## Required work
Return the entries below in their exact form, leaving the pictures out.

* begin Excerpted data *

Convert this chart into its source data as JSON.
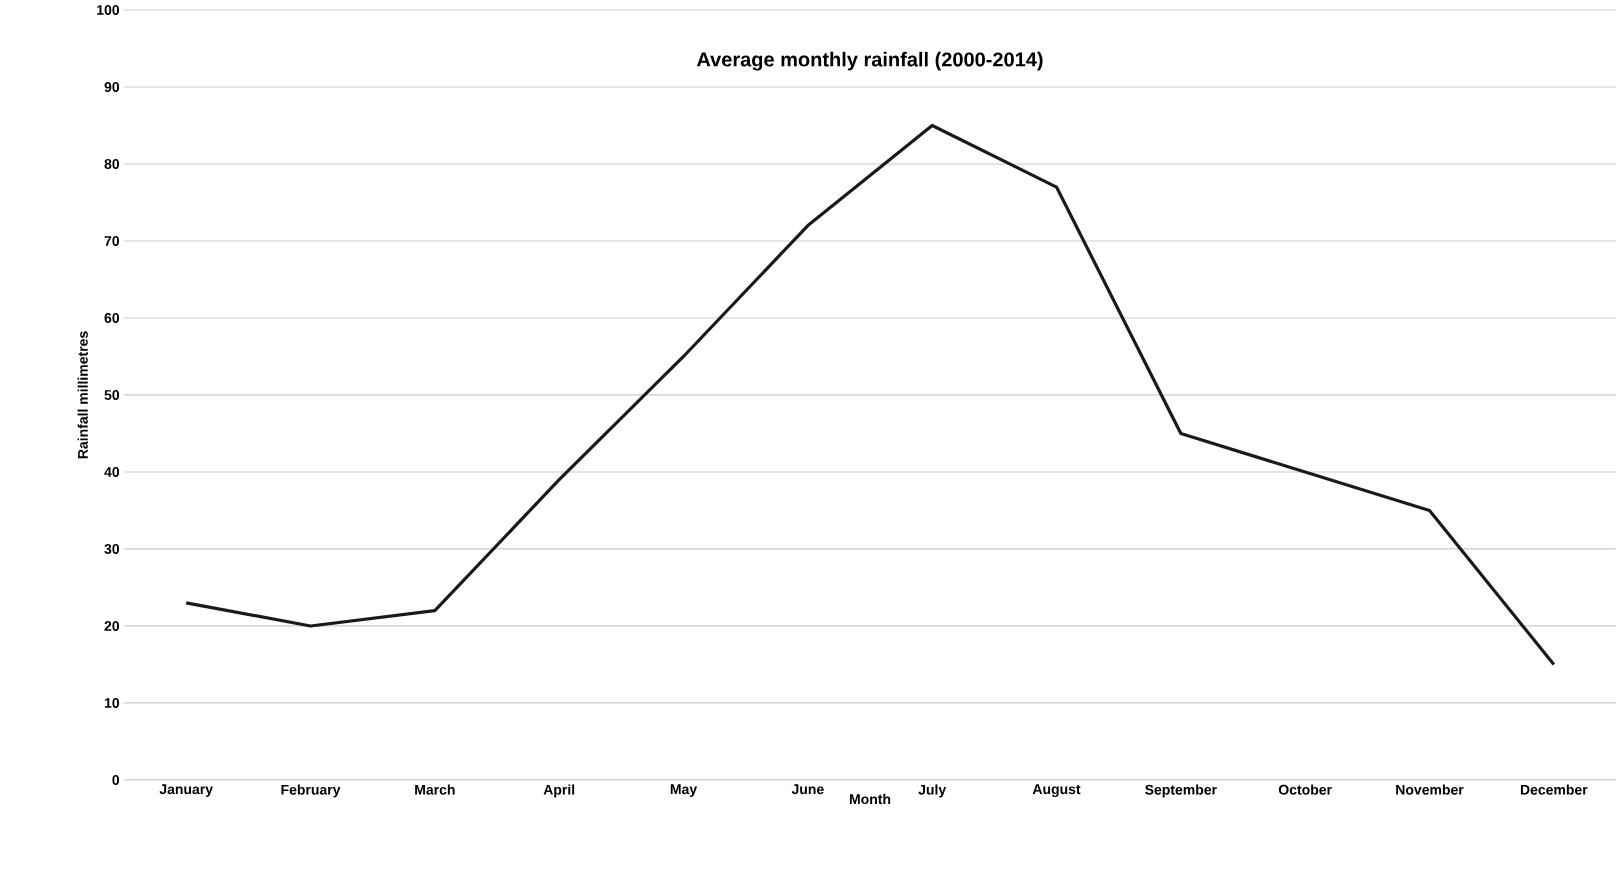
{
  "chart_data": {
    "type": "line",
    "title": "Average monthly rainfall  (2000-2014)",
    "xlabel": "Month",
    "ylabel": "Rainfall millimetres",
    "categories": [
      "January",
      "February",
      "March",
      "April",
      "May",
      "June",
      "July",
      "August",
      "September",
      "October",
      "November",
      "December"
    ],
    "series": [
      {
        "color": "#1a1a1a",
        "values": [
          23,
          20,
          22,
          39,
          55,
          72,
          85,
          77,
          45,
          40,
          35,
          15
        ]
      }
    ],
    "ylim": [
      0,
      100
    ],
    "yticks": [
      0,
      10,
      20,
      30,
      40,
      50,
      60,
      70,
      80,
      90,
      100
    ],
    "grid": "y",
    "marker": "none",
    "line_style": "solid"
  }
}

* end Excerpted data *

## Solution
Convert this chart into its source data as JSON.
{
  "chart_data": {
    "type": "line",
    "title": "Average monthly rainfall  (2000-2014)",
    "xlabel": "Month",
    "ylabel": "Rainfall millimetres",
    "categories": [
      "January",
      "February",
      "March",
      "April",
      "May",
      "June",
      "July",
      "August",
      "September",
      "October",
      "November",
      "December"
    ],
    "series": [
      {
        "color": "#1a1a1a",
        "values": [
          23,
          20,
          22,
          39,
          55,
          72,
          85,
          77,
          45,
          40,
          35,
          15
        ]
      }
    ],
    "ylim": [
      0,
      100
    ],
    "yticks": [
      0,
      10,
      20,
      30,
      40,
      50,
      60,
      70,
      80,
      90,
      100
    ],
    "grid": "y",
    "marker": "none",
    "line_style": "solid"
  }
}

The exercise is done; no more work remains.